→ **WHAT YOU NEED TO DO**:
The records below need retyping in full; give them again exactly.

→ **DATA SHOWN**:

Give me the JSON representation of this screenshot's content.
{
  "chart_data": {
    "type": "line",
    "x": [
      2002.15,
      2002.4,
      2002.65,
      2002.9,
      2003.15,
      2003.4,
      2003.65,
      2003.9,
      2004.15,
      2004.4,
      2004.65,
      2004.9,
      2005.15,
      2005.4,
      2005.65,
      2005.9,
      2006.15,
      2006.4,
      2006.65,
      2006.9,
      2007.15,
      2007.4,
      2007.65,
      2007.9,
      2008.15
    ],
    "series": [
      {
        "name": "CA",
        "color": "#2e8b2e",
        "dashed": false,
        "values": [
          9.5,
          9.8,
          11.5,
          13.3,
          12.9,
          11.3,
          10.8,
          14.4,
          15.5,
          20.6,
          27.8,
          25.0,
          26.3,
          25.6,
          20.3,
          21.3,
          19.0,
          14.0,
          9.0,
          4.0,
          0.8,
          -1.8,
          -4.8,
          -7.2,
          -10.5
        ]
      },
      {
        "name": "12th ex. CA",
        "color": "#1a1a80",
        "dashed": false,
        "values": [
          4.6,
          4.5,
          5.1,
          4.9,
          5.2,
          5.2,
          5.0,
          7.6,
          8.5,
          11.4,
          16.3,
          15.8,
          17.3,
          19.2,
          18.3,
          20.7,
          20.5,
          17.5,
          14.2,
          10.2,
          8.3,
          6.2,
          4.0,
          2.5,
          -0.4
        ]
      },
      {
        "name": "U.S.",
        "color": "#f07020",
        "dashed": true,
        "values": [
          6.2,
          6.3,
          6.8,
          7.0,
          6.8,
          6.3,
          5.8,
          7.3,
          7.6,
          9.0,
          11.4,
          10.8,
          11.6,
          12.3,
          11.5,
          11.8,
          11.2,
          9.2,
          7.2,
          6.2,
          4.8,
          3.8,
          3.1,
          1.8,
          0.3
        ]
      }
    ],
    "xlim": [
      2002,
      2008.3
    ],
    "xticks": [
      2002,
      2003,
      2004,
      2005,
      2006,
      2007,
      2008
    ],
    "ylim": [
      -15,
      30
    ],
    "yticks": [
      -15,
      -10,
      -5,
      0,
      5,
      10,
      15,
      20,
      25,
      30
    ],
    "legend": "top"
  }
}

→ **RESULT OF THIS EXERCISE**:
Give me the JSON representation of this screenshot's content.
{
  "chart_data": {
    "type": "line",
    "x": [
      2002.15,
      2002.4,
      2002.65,
      2002.9,
      2003.15,
      2003.4,
      2003.65,
      2003.9,
      2004.15,
      2004.4,
      2004.65,
      2004.9,
      2005.15,
      2005.4,
      2005.65,
      2005.9,
      2006.15,
      2006.4,
      2006.65,
      2006.9,
      2007.15,
      2007.4,
      2007.65,
      2007.9,
      2008.15
    ],
    "series": [
      {
        "name": "CA",
        "color": "#2e8b2e",
        "dashed": false,
        "values": [
          9.5,
          9.8,
          11.5,
          13.3,
          12.9,
          11.3,
          10.8,
          14.4,
          15.5,
          20.6,
          27.8,
          25.0,
          26.3,
          25.6,
          20.3,
          21.3,
          19.0,
          14.0,
          9.0,
          4.0,
          0.8,
          -1.8,
          -4.8,
          -7.2,
          -10.5
        ]
      },
      {
        "name": "12th ex. CA",
        "color": "#1a1a80",
        "dashed": false,
        "values": [
          4.6,
          4.5,
          5.1,
          4.9,
          5.2,
          5.2,
          5.0,
          7.6,
          8.5,
          11.4,
          16.3,
          15.8,
          17.3,
          19.2,
          18.3,
          20.7,
          20.5,
          17.5,
          14.2,
          10.2,
          8.3,
          6.2,
          4.0,
          2.5,
          -0.4
        ]
      },
      {
        "name": "U.S.",
        "color": "#f07020",
        "dashed": true,
        "values": [
          6.2,
          6.3,
          6.8,
          7.0,
          6.8,
          6.3,
          5.8,
          7.3,
          7.6,
          9.0,
          11.4,
          10.8,
          11.6,
          12.3,
          11.5,
          11.8,
          11.2,
          9.2,
          7.2,
          6.2,
          4.8,
          3.8,
          3.1,
          1.8,
          0.3
        ]
      }
    ],
    "xlim": [
      2002,
      2008.3
    ],
    "xticks": [
      2002,
      2003,
      2004,
      2005,
      2006,
      2007,
      2008
    ],
    "ylim": [
      -15,
      30
    ],
    "yticks": [
      -15,
      -10,
      -5,
      0,
      5,
      10,
      15,
      20,
      25,
      30
    ],
    "legend": "top"
  }
}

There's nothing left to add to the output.